▶ **Short exercise**: Gather every line below where "Professores" appears.

>> start

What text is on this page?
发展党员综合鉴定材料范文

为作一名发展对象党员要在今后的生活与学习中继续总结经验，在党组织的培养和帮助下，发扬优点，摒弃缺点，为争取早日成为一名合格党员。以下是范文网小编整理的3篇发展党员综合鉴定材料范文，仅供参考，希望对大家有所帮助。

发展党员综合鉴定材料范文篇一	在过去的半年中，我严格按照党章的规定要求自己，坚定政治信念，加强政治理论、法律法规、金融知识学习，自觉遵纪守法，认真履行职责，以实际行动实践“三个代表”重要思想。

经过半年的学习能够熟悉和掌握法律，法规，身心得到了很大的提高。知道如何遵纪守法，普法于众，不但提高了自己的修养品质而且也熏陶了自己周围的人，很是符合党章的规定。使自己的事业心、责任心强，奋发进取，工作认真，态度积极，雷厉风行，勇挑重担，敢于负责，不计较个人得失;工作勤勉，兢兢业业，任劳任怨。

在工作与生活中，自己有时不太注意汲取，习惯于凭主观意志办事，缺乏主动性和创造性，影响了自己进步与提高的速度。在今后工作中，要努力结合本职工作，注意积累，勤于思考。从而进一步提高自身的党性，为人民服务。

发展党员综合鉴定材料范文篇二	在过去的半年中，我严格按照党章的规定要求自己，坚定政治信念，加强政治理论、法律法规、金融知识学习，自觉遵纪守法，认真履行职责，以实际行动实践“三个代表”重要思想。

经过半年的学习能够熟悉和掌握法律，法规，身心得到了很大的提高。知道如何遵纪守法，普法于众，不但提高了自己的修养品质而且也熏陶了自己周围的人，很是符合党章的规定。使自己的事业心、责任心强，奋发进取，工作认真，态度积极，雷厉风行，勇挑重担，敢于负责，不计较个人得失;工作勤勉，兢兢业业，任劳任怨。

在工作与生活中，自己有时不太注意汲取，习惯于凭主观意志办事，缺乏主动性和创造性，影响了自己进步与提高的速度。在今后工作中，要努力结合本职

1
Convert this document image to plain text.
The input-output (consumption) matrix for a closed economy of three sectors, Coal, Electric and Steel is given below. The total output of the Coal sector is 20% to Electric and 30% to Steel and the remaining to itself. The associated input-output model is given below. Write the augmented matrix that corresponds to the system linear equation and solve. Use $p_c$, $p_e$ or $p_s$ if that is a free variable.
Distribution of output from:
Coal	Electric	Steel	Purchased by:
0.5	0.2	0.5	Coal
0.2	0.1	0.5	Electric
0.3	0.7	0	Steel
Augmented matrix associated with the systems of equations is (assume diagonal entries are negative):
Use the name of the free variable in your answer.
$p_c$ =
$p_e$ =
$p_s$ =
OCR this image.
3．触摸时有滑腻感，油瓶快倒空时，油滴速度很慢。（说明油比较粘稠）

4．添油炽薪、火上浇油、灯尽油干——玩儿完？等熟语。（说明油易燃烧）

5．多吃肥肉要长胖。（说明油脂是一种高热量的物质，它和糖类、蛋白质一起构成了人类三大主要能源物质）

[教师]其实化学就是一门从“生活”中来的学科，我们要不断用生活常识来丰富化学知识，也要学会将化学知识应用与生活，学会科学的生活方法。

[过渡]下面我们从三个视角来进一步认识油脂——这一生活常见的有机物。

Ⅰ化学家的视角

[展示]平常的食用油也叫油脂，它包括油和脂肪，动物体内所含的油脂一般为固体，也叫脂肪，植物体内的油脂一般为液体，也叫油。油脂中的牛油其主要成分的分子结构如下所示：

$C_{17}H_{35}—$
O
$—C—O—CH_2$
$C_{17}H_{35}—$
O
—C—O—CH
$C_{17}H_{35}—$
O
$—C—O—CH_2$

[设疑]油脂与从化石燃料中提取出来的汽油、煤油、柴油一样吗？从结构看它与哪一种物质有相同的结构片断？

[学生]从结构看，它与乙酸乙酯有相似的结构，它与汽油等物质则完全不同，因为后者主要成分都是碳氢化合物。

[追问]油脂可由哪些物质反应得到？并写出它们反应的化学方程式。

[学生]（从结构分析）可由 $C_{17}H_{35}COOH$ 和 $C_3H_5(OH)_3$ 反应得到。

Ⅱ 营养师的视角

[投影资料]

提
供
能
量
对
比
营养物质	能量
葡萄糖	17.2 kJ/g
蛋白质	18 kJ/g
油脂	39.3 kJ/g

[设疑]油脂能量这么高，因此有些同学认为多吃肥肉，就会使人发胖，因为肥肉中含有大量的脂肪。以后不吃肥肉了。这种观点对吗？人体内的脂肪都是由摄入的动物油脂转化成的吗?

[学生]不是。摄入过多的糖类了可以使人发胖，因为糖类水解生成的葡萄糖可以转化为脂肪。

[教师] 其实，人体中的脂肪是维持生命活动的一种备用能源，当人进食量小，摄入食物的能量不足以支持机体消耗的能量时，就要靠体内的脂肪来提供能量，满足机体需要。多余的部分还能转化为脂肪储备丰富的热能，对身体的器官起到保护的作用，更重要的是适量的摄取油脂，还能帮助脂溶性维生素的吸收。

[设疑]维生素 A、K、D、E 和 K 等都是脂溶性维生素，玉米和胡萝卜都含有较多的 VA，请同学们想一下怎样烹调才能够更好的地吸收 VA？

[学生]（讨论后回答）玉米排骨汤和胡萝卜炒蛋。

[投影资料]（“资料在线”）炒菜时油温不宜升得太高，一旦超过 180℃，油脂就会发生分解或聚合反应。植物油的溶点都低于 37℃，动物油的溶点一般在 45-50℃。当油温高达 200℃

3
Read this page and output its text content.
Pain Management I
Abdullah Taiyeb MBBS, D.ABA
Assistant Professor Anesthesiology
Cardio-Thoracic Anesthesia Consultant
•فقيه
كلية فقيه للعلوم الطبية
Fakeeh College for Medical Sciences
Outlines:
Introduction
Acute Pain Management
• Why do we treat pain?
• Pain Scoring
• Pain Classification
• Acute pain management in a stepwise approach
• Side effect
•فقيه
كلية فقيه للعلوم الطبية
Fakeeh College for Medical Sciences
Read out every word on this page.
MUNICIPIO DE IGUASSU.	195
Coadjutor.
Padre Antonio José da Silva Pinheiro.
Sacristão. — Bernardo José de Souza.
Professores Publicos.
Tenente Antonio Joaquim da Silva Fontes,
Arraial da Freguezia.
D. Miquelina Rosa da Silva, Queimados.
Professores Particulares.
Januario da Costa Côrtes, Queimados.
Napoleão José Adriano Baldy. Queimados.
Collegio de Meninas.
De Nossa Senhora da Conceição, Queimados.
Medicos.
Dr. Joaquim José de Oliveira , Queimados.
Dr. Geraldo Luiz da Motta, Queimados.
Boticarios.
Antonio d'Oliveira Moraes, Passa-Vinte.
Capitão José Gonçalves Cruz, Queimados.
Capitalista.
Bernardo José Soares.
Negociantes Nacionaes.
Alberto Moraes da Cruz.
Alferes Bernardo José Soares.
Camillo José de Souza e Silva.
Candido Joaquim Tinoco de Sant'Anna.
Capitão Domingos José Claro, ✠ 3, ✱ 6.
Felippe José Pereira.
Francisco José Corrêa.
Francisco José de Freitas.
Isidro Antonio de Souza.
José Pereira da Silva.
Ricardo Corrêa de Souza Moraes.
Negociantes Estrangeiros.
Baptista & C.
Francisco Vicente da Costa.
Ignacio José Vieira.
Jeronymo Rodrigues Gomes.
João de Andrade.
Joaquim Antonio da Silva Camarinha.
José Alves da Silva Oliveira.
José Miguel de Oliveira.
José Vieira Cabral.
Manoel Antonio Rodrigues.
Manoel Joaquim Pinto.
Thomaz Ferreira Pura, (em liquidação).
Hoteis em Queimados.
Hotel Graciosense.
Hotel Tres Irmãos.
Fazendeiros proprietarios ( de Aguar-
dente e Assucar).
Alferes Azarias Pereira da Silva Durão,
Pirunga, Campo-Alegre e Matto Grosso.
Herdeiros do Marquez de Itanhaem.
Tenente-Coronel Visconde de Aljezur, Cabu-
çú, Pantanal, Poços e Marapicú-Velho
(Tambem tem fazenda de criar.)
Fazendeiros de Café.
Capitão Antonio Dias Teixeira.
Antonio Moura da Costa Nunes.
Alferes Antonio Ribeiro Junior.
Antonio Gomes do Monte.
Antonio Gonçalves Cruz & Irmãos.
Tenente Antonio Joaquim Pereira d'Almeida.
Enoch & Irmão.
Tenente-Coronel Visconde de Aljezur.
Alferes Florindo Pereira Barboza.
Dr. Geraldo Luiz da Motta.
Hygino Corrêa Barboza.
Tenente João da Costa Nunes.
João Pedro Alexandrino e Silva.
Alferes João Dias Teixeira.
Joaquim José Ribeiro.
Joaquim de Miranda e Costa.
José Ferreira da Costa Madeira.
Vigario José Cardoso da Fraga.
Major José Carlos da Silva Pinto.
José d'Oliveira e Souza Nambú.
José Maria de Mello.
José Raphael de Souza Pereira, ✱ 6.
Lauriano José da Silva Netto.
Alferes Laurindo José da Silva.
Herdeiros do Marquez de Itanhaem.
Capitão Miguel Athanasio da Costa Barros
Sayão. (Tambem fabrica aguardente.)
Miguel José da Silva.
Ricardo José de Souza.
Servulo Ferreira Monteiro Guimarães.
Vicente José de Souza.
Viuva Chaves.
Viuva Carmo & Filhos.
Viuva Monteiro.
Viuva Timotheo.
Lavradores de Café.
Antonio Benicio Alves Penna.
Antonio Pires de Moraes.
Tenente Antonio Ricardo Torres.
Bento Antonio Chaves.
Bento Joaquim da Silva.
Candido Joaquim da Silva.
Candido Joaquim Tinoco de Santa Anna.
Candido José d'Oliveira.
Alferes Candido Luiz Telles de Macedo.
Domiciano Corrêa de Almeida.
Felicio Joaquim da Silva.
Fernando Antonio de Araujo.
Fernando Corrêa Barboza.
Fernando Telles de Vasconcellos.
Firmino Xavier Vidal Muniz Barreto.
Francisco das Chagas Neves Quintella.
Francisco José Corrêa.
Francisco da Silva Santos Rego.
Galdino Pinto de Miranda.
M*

>> end

▶ **Worked answer**:
Professores Publicos.
Professores Particulares.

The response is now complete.